# Problem
Count every line that holds the string "verplaatsingen", then give that number alone.

Chart and figure data:
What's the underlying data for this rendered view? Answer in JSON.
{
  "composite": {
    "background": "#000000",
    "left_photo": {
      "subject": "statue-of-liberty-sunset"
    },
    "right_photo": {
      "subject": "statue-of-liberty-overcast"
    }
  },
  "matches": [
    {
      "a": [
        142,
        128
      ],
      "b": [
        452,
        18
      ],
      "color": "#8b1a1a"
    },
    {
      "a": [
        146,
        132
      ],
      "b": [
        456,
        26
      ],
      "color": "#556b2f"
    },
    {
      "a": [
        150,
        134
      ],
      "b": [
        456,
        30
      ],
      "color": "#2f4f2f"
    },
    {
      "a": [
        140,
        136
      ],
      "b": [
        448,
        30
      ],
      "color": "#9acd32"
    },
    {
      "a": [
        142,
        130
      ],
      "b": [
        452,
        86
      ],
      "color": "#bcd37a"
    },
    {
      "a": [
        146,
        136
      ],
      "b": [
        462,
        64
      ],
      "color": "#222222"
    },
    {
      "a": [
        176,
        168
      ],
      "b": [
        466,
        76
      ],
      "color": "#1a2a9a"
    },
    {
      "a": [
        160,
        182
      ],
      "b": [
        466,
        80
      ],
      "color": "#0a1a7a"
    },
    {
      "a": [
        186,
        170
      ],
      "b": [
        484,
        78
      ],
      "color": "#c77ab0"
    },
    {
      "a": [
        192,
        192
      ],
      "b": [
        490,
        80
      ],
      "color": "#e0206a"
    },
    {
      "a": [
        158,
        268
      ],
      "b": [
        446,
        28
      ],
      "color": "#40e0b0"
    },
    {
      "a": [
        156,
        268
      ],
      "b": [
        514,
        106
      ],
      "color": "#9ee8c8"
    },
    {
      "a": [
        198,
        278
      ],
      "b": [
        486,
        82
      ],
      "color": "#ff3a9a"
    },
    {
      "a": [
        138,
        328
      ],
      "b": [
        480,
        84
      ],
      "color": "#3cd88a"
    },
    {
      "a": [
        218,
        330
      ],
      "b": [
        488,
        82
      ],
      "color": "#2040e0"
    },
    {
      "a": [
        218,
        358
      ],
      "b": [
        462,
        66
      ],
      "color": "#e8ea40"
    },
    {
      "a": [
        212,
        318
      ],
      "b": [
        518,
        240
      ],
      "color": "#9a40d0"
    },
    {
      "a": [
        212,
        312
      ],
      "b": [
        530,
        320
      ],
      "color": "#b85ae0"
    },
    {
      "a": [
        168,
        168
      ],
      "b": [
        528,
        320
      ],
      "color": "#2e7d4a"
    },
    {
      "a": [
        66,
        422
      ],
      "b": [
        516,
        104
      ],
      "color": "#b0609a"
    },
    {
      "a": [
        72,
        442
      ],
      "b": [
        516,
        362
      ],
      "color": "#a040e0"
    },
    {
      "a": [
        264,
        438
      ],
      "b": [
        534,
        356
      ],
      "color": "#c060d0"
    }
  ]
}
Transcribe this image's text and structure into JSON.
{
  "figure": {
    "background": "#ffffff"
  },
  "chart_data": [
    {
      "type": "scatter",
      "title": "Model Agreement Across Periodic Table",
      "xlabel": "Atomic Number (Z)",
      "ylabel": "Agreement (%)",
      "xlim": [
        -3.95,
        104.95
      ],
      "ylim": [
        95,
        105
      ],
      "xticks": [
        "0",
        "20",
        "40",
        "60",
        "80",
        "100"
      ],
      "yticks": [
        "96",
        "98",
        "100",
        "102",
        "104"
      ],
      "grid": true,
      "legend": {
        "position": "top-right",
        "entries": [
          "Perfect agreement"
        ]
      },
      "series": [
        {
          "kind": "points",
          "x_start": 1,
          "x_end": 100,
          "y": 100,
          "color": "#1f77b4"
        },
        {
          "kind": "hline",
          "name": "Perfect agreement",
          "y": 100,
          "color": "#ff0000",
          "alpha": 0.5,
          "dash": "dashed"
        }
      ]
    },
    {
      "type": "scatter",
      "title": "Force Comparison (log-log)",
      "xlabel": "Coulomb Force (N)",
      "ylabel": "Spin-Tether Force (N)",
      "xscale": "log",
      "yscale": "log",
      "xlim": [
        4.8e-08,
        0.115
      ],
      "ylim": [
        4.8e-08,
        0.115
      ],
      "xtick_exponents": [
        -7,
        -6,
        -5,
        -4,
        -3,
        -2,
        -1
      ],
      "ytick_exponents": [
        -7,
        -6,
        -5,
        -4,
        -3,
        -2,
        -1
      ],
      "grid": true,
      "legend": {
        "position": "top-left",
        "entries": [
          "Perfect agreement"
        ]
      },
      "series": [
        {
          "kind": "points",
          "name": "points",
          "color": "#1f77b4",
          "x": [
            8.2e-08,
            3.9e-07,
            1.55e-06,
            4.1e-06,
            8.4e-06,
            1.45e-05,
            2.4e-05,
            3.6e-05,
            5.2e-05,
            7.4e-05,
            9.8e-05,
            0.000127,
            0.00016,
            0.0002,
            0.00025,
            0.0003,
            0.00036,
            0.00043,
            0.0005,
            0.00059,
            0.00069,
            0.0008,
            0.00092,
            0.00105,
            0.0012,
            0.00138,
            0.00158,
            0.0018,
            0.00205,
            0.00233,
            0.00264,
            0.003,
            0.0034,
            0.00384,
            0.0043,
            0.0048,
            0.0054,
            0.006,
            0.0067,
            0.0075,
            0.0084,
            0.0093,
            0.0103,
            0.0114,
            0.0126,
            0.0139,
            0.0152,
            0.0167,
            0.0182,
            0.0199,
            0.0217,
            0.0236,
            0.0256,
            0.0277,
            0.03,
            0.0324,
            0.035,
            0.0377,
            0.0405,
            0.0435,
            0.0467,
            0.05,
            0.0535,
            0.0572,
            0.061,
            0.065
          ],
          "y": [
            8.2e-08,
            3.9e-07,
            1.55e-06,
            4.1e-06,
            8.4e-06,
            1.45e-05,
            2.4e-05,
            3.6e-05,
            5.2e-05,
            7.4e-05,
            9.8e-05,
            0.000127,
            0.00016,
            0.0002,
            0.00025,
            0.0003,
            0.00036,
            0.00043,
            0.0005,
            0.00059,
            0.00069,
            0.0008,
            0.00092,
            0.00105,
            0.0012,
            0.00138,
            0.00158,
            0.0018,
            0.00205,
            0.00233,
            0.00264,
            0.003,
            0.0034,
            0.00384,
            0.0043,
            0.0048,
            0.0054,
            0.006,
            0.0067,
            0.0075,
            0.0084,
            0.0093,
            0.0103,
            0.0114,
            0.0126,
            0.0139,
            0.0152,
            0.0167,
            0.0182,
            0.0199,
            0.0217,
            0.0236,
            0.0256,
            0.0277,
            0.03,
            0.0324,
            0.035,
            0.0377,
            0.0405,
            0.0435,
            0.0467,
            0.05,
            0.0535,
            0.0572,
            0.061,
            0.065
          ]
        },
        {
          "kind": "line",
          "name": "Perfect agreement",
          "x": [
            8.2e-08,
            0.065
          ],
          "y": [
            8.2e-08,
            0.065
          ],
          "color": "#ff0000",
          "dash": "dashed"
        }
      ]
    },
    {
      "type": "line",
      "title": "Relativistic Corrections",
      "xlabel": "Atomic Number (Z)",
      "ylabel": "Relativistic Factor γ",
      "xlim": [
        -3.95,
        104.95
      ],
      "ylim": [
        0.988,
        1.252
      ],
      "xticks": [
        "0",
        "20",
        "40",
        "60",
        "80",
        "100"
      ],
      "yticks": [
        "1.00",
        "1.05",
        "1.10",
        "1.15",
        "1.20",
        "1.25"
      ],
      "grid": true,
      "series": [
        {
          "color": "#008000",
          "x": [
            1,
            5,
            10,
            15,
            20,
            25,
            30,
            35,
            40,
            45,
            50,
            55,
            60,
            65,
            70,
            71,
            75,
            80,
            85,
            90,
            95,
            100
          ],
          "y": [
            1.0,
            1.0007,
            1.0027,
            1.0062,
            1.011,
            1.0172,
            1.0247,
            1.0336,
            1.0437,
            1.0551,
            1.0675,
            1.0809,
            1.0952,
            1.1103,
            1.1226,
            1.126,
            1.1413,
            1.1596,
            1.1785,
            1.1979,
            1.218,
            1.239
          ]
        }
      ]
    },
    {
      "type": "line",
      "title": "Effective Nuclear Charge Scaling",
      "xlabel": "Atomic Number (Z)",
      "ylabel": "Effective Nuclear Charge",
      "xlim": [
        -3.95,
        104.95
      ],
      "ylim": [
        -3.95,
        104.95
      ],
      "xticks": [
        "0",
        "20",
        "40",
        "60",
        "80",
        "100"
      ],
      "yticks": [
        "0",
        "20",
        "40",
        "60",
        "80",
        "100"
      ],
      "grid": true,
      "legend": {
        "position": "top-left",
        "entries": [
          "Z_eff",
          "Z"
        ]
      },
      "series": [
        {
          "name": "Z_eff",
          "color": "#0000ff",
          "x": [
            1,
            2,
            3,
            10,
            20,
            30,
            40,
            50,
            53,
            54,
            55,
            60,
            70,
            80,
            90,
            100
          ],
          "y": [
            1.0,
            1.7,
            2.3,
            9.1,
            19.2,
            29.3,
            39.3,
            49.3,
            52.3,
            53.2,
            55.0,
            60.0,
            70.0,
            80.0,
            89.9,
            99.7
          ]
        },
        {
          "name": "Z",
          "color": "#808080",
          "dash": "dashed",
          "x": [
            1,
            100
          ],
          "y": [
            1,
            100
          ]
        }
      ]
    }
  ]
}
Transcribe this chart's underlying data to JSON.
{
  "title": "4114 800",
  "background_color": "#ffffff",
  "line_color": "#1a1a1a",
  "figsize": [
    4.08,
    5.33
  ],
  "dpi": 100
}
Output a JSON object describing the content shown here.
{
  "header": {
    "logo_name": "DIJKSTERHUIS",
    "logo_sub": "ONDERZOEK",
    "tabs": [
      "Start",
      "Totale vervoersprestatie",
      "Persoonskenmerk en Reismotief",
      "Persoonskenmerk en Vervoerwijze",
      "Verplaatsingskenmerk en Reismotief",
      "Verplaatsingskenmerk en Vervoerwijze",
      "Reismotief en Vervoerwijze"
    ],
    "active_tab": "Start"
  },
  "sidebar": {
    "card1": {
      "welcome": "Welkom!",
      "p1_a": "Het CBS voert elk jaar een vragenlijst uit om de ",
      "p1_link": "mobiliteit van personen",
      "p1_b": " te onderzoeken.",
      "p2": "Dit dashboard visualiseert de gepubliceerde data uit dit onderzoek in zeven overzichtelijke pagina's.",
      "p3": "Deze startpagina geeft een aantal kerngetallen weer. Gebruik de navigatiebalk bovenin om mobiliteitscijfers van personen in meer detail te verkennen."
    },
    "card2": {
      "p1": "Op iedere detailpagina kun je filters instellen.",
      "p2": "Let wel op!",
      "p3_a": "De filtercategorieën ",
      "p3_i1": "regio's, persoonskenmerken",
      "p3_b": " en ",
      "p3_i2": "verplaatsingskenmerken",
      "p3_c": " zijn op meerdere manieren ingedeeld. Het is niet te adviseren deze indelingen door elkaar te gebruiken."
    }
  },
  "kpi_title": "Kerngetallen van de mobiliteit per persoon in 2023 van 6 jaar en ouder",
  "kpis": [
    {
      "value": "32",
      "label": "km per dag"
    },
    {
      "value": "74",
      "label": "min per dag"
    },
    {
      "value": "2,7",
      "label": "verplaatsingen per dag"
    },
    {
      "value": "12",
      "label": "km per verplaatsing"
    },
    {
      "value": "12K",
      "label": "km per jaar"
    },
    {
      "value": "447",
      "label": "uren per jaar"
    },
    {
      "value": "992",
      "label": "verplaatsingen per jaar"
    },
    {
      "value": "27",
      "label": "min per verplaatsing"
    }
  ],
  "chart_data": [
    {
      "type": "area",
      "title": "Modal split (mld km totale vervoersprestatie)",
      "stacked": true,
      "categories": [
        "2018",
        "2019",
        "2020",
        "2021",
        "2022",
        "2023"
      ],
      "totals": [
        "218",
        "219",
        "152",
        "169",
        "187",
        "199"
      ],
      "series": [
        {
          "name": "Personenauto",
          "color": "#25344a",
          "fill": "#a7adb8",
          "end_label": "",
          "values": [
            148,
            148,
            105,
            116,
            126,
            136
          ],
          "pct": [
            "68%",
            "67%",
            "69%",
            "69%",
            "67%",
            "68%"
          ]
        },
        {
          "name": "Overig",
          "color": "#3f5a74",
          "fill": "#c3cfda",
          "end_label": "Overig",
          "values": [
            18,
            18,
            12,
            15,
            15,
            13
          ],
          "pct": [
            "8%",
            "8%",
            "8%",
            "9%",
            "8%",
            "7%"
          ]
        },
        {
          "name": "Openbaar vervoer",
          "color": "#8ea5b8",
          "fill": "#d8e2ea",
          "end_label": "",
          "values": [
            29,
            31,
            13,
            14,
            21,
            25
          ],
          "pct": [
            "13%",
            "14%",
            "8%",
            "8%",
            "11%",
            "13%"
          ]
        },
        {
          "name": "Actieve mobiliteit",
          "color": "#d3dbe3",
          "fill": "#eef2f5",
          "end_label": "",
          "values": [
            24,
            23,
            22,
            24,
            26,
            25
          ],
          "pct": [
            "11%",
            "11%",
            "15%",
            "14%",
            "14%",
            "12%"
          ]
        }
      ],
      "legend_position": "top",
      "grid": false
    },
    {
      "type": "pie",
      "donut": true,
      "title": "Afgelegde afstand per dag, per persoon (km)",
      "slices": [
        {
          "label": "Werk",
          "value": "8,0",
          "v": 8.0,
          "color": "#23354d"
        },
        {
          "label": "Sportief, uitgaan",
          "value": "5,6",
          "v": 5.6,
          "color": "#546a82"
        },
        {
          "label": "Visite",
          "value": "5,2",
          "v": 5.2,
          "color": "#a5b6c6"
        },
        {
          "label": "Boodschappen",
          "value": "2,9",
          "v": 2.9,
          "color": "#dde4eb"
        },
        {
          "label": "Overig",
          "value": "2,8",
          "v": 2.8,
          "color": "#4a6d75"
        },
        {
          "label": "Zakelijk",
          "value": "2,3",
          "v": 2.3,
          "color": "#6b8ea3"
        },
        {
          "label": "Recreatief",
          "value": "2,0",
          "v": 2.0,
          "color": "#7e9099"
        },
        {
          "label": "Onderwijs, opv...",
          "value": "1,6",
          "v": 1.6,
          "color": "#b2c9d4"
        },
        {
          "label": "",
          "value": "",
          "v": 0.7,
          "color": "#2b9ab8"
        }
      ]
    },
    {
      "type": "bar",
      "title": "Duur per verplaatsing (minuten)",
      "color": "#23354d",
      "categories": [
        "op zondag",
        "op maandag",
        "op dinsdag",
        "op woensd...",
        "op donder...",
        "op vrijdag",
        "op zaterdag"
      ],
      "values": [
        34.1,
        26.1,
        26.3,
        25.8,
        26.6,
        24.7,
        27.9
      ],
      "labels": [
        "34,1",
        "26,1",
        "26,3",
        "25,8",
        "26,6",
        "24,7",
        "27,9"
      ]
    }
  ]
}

# Written solution
2